◆ EXERCISE
Copy every line that contains the string "Survey" from the entries below.

[BEGIN DATASET ROWS]

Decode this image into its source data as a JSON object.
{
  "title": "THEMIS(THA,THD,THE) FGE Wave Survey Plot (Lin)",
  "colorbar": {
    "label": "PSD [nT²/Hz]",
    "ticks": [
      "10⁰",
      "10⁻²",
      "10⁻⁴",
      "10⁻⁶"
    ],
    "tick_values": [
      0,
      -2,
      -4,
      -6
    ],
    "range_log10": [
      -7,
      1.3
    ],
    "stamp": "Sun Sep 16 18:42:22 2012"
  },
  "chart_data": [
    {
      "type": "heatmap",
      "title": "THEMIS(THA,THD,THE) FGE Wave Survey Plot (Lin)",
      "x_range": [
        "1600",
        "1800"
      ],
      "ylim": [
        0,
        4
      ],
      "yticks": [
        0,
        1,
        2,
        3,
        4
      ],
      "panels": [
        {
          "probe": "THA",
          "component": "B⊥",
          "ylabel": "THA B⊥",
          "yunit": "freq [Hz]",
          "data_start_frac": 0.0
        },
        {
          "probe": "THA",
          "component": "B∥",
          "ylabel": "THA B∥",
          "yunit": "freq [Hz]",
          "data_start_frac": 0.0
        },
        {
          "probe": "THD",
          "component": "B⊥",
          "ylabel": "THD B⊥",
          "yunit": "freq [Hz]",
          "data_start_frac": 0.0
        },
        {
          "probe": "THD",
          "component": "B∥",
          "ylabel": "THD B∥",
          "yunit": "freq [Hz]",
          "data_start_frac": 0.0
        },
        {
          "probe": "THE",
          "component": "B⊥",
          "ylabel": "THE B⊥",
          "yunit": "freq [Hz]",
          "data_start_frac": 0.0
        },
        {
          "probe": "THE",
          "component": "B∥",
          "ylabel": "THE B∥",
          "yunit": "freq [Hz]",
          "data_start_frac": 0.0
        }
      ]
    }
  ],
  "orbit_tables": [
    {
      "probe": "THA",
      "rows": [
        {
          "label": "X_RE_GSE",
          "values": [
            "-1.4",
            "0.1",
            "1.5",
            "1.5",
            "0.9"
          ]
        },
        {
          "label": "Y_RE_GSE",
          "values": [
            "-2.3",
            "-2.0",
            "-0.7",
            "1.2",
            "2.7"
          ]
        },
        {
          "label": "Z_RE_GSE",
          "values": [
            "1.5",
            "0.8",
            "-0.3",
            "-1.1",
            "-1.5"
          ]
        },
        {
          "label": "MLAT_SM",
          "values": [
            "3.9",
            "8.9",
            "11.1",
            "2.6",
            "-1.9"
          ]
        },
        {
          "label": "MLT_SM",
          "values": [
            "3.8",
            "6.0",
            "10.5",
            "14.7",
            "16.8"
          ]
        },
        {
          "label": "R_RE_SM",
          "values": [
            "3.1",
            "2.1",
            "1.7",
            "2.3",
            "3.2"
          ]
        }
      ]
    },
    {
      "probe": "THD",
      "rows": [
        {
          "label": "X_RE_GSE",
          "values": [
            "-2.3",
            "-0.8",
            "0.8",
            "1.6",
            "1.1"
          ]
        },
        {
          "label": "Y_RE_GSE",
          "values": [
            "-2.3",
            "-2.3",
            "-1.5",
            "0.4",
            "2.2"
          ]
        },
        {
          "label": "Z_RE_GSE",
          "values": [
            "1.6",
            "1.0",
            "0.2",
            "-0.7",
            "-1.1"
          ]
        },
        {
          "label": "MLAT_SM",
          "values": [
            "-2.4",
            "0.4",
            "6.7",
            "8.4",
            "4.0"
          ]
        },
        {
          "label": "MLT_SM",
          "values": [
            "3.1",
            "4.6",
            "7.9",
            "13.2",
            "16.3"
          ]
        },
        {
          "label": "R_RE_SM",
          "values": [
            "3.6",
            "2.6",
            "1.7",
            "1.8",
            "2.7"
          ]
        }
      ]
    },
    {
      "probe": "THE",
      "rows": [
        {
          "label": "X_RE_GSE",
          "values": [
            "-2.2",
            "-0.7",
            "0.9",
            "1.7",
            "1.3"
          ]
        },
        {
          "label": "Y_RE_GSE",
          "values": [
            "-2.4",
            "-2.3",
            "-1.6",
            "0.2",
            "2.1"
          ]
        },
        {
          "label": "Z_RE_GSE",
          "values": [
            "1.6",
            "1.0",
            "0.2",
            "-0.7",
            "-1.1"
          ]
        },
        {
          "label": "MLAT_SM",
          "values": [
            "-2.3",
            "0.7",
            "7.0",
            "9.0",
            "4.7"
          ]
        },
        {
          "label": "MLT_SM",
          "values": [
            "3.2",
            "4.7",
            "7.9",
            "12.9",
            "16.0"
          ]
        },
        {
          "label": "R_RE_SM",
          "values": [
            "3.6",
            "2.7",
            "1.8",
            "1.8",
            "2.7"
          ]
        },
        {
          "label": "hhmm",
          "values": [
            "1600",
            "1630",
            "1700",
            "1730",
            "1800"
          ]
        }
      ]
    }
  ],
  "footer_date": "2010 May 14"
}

[END DATASET ROWS]

◆ WRITTEN RESPONSE
  "title": "THEMIS(THA,THD,THE) FGE Wave Survey Plot (Lin)",
      "title": "THEMIS(THA,THD,THE) FGE Wave Survey Plot (Lin)",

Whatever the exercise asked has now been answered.